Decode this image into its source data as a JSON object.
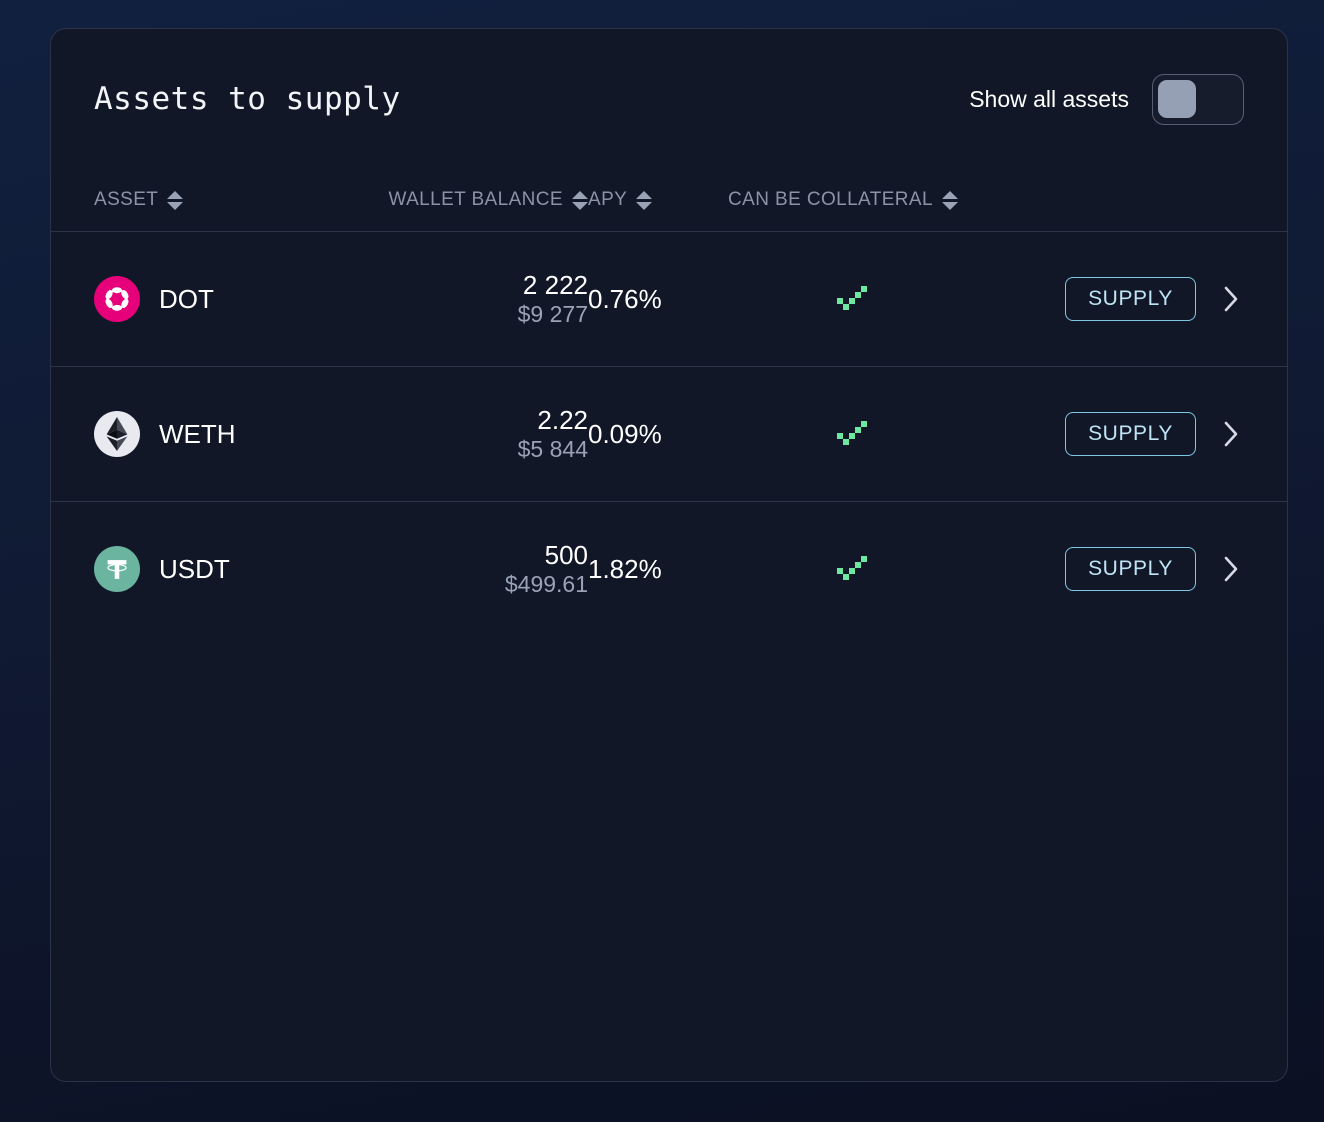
{
  "card": {
    "title": "Assets to supply",
    "show_all_label": "Show all assets",
    "show_all_enabled": false
  },
  "table": {
    "columns": [
      {
        "key": "asset",
        "label": "ASSET",
        "sortable": true
      },
      {
        "key": "wallet_balance",
        "label": "WALLET BALANCE",
        "sortable": true
      },
      {
        "key": "apy",
        "label": "APY",
        "sortable": true
      },
      {
        "key": "collateral",
        "label": "CAN BE COLLATERAL",
        "sortable": true
      }
    ],
    "rows": [
      {
        "symbol": "DOT",
        "icon": "polkadot-icon",
        "icon_color": "#e6007a",
        "balance": "2 222",
        "balance_usd": "$9 277",
        "apy": "0.76%",
        "can_be_collateral": true,
        "action_label": "SUPPLY"
      },
      {
        "symbol": "WETH",
        "icon": "ethereum-icon",
        "icon_color": "#e8eaf0",
        "balance": "2.22",
        "balance_usd": "$5 844",
        "apy": "0.09%",
        "can_be_collateral": true,
        "action_label": "SUPPLY"
      },
      {
        "symbol": "USDT",
        "icon": "tether-icon",
        "icon_color": "#6ab4a0",
        "balance": "500",
        "balance_usd": "$499.61",
        "apy": "1.82%",
        "can_be_collateral": true,
        "action_label": "SUPPLY"
      }
    ]
  },
  "theme": {
    "page_bg": "#101932",
    "card_bg": "#121728",
    "card_border": "#2b3348",
    "divider": "#2c3448",
    "text_primary": "#ffffff",
    "text_muted": "#9aa3b6",
    "header_muted": "#8b93a7",
    "accent_button": "#7ec8e3",
    "accent_button_text": "#bfe4f5",
    "check_green": "#6ee7a0",
    "toggle_knob": "#96a0b5"
  }
}
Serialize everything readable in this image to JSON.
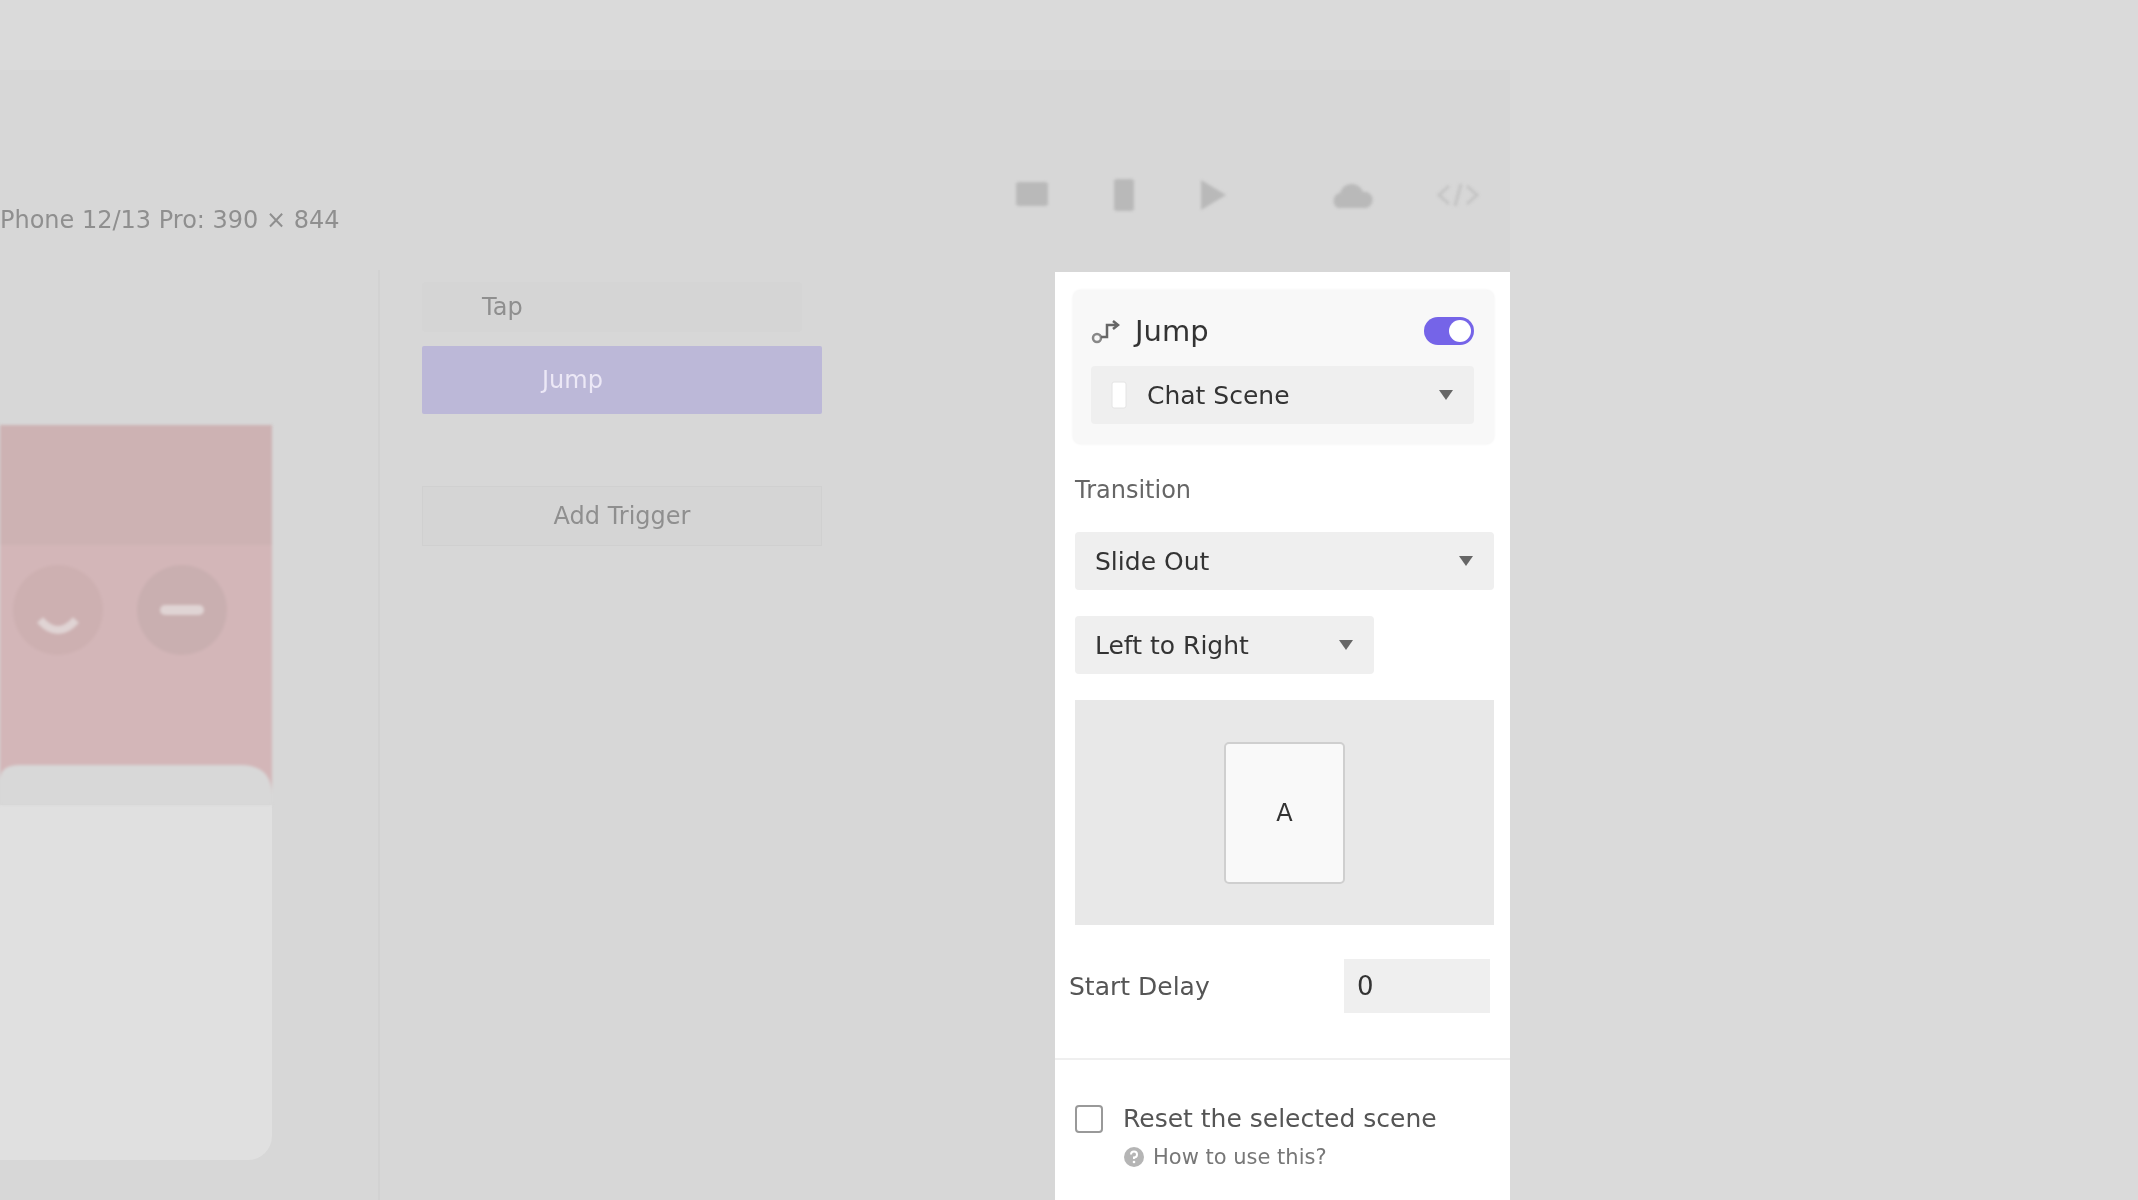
{
  "background": {
    "device_label": "Phone 12/13 Pro: 390 × 844",
    "trigger": "Tap",
    "action": "Jump",
    "add_button": "Add Trigger"
  },
  "panel": {
    "title": "Jump",
    "enabled": true,
    "scene": "Chat Scene",
    "transition_label": "Transition",
    "transition": "Slide Out",
    "direction": "Left to Right",
    "preview_letter": "A",
    "start_delay_label": "Start Delay",
    "start_delay": "0",
    "reset": {
      "label": "Reset the selected scene",
      "checked": false
    },
    "help_link": "How to use this?"
  }
}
____________
◆ **Exercise details**:
Keep the pictures out of your copy, and repeat every entry above exactly.

◆ **The solution**:
Decode this image into its source data as a JSON object.
{
  "card": {
    "title": "Assets to supply",
    "show_all_label": "Show all assets",
    "show_all_enabled": false
  },
  "table": {
    "columns": [
      {
        "key": "asset",
        "label": "ASSET",
        "sortable": true
      },
      {
        "key": "wallet_balance",
        "label": "WALLET BALANCE",
        "sortable": true
      },
      {
        "key": "apy",
        "label": "APY",
        "sortable": true
      },
      {
        "key": "collateral",
        "label": "CAN BE COLLATERAL",
        "sortable": true
      }
    ],
    "rows": [
      {
        "symbol": "DOT",
        "icon": "polkadot-icon",
        "icon_color": "#e6007a",
        "balance": "2 222",
        "balance_usd": "$9 277",
        "apy": "0.76%",
        "can_be_collateral": true,
        "action_label": "SUPPLY"
      },
      {
        "symbol": "WETH",
        "icon": "ethereum-icon",
        "icon_color": "#e8eaf0",
        "balance": "2.22",
        "balance_usd": "$5 844",
        "apy": "0.09%",
        "can_be_collateral": true,
        "action_label": "SUPPLY"
      },
      {
        "symbol": "USDT",
        "icon": "tether-icon",
        "icon_color": "#6ab4a0",
        "balance": "500",
        "balance_usd": "$499.61",
        "apy": "1.82%",
        "can_be_collateral": true,
        "action_label": "SUPPLY"
      }
    ]
  },
  "theme": {
    "page_bg": "#101932",
    "card_bg": "#121728",
    "card_border": "#2b3348",
    "divider": "#2c3448",
    "text_primary": "#ffffff",
    "text_muted": "#9aa3b6",
    "header_muted": "#8b93a7",
    "accent_button": "#7ec8e3",
    "accent_button_text": "#bfe4f5",
    "check_green": "#6ee7a0",
    "toggle_knob": "#96a0b5"
  }
}
Serialize everything readable in this image to JSON.
{
  "background": {
    "device_label": "Phone 12/13 Pro: 390 × 844",
    "trigger": "Tap",
    "action": "Jump",
    "add_button": "Add Trigger"
  },
  "panel": {
    "title": "Jump",
    "enabled": true,
    "scene": "Chat Scene",
    "transition_label": "Transition",
    "transition": "Slide Out",
    "direction": "Left to Right",
    "preview_letter": "A",
    "start_delay_label": "Start Delay",
    "start_delay": "0",
    "reset": {
      "label": "Reset the selected scene",
      "checked": false
    },
    "help_link": "How to use this?"
  }
}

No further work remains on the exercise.